Your task is to reproduce the material exactly.

DATA FOR THIS EXERCISE –
——
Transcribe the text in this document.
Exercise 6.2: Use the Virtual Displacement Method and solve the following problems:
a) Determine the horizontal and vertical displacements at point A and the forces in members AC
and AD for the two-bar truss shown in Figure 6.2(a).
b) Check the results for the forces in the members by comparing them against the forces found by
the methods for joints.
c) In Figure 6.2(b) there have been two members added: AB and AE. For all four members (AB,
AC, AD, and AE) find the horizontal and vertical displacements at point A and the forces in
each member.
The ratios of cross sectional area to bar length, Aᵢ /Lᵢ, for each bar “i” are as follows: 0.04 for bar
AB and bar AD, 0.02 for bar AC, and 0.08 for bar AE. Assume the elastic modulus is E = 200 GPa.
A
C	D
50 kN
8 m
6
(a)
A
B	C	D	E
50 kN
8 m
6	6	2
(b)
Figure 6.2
——
TASK OUTPUT –
Transcribe the text in this document.
Exercise 6.2: Use the Virtual Displacement Method and solve the following problems:
a) Determine the horizontal and vertical displacements at point A and the forces in members AC
and AD for the two-bar truss shown in Figure 6.2(a).
b) Check the results for the forces in the members by comparing them against the forces found by
the methods for joints.
c) In Figure 6.2(b) there have been two members added: AB and AE. For all four members (AB,
AC, AD, and AE) find the horizontal and vertical displacements at point A and the forces in
each member.
The ratios of cross sectional area to bar length, Aᵢ /Lᵢ, for each bar “i” are as follows: 0.04 for bar
AB and bar AD, 0.02 for bar AC, and 0.08 for bar AE. Assume the elastic modulus is E = 200 GPa.
A
C	D
50 kN
8 m
6
(a)
A
B	C	D	E
50 kN
8 m
6	6	2
(b)
Figure 6.2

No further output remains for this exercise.